(Excerpts from a figure dataset)
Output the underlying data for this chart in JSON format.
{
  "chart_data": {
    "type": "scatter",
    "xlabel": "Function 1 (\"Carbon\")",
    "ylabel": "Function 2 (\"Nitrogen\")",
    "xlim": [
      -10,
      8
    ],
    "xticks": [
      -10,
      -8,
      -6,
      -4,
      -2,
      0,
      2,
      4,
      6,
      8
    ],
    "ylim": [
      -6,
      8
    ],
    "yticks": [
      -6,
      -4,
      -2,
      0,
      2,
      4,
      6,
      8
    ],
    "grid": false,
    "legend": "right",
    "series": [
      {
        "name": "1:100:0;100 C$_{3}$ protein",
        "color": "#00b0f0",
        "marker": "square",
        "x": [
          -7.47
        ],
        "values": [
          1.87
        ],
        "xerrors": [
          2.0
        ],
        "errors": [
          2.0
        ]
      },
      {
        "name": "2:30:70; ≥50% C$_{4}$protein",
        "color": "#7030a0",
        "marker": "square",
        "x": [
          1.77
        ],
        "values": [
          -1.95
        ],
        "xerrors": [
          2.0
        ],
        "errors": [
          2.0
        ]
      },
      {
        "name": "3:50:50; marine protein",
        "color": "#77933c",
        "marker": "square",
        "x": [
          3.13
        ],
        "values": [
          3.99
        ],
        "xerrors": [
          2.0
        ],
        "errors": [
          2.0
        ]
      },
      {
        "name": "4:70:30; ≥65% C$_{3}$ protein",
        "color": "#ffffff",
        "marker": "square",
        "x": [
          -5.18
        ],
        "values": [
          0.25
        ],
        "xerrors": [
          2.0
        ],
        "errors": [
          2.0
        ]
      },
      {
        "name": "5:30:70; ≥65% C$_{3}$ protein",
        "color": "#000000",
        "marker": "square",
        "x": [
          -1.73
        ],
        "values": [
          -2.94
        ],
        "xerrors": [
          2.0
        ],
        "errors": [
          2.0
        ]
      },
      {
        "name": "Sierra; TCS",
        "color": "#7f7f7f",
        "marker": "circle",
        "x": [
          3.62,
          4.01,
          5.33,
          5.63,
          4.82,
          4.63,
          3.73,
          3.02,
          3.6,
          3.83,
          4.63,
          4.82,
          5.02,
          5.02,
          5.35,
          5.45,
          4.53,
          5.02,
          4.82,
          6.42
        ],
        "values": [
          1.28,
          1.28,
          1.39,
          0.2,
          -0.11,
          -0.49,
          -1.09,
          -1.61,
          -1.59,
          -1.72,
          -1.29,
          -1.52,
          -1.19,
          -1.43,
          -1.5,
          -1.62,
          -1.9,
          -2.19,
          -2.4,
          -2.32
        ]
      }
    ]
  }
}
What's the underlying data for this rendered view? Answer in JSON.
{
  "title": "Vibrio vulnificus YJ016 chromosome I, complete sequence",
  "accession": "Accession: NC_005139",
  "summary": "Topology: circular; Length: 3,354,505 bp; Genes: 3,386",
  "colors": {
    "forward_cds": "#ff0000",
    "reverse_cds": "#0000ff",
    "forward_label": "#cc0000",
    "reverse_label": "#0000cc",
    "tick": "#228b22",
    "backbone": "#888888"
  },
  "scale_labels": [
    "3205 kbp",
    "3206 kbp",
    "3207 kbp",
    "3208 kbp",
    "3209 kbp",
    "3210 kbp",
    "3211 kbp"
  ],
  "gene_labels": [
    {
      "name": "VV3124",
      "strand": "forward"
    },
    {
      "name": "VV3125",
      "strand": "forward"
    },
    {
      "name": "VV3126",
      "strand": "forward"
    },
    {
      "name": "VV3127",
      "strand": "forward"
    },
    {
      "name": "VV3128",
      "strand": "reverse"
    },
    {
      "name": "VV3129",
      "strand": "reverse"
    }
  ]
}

* _Task item_
Repeat the data in full, keeping each word exactly as it is.

* _Solution to this exercise_
Output the underlying data for this chart in JSON format.
{
  "chart_data": {
    "type": "scatter",
    "xlabel": "Function 1 (\"Carbon\")",
    "ylabel": "Function 2 (\"Nitrogen\")",
    "xlim": [
      -10,
      8
    ],
    "xticks": [
      -10,
      -8,
      -6,
      -4,
      -2,
      0,
      2,
      4,
      6,
      8
    ],
    "ylim": [
      -6,
      8
    ],
    "yticks": [
      -6,
      -4,
      -2,
      0,
      2,
      4,
      6,
      8
    ],
    "grid": false,
    "legend": "right",
    "series": [
      {
        "name": "1:100:0;100 C$_{3}$ protein",
        "color": "#00b0f0",
        "marker": "square",
        "x": [
          -7.47
        ],
        "values": [
          1.87
        ],
        "xerrors": [
          2.0
        ],
        "errors": [
          2.0
        ]
      },
      {
        "name": "2:30:70; ≥50% C$_{4}$protein",
        "color": "#7030a0",
        "marker": "square",
        "x": [
          1.77
        ],
        "values": [
          -1.95
        ],
        "xerrors": [
          2.0
        ],
        "errors": [
          2.0
        ]
      },
      {
        "name": "3:50:50; marine protein",
        "color": "#77933c",
        "marker": "square",
        "x": [
          3.13
        ],
        "values": [
          3.99
        ],
        "xerrors": [
          2.0
        ],
        "errors": [
          2.0
        ]
      },
      {
        "name": "4:70:30; ≥65% C$_{3}$ protein",
        "color": "#ffffff",
        "marker": "square",
        "x": [
          -5.18
        ],
        "values": [
          0.25
        ],
        "xerrors": [
          2.0
        ],
        "errors": [
          2.0
        ]
      },
      {
        "name": "5:30:70; ≥65% C$_{3}$ protein",
        "color": "#000000",
        "marker": "square",
        "x": [
          -1.73
        ],
        "values": [
          -2.94
        ],
        "xerrors": [
          2.0
        ],
        "errors": [
          2.0
        ]
      },
      {
        "name": "Sierra; TCS",
        "color": "#7f7f7f",
        "marker": "circle",
        "x": [
          3.62,
          4.01,
          5.33,
          5.63,
          4.82,
          4.63,
          3.73,
          3.02,
          3.6,
          3.83,
          4.63,
          4.82,
          5.02,
          5.02,
          5.35,
          5.45,
          4.53,
          5.02,
          4.82,
          6.42
        ],
        "values": [
          1.28,
          1.28,
          1.39,
          0.2,
          -0.11,
          -0.49,
          -1.09,
          -1.61,
          -1.59,
          -1.72,
          -1.29,
          -1.52,
          -1.19,
          -1.43,
          -1.5,
          -1.62,
          -1.9,
          -2.19,
          -2.4,
          -2.32
        ]
      }
    ]
  }
}
What's the underlying data for this rendered view? Answer in JSON.
{
  "title": "Vibrio vulnificus YJ016 chromosome I, complete sequence",
  "accession": "Accession: NC_005139",
  "summary": "Topology: circular; Length: 3,354,505 bp; Genes: 3,386",
  "colors": {
    "forward_cds": "#ff0000",
    "reverse_cds": "#0000ff",
    "forward_label": "#cc0000",
    "reverse_label": "#0000cc",
    "tick": "#228b22",
    "backbone": "#888888"
  },
  "scale_labels": [
    "3205 kbp",
    "3206 kbp",
    "3207 kbp",
    "3208 kbp",
    "3209 kbp",
    "3210 kbp",
    "3211 kbp"
  ],
  "gene_labels": [
    {
      "name": "VV3124",
      "strand": "forward"
    },
    {
      "name": "VV3125",
      "strand": "forward"
    },
    {
      "name": "VV3126",
      "strand": "forward"
    },
    {
      "name": "VV3127",
      "strand": "forward"
    },
    {
      "name": "VV3128",
      "strand": "reverse"
    },
    {
      "name": "VV3129",
      "strand": "reverse"
    }
  ]
}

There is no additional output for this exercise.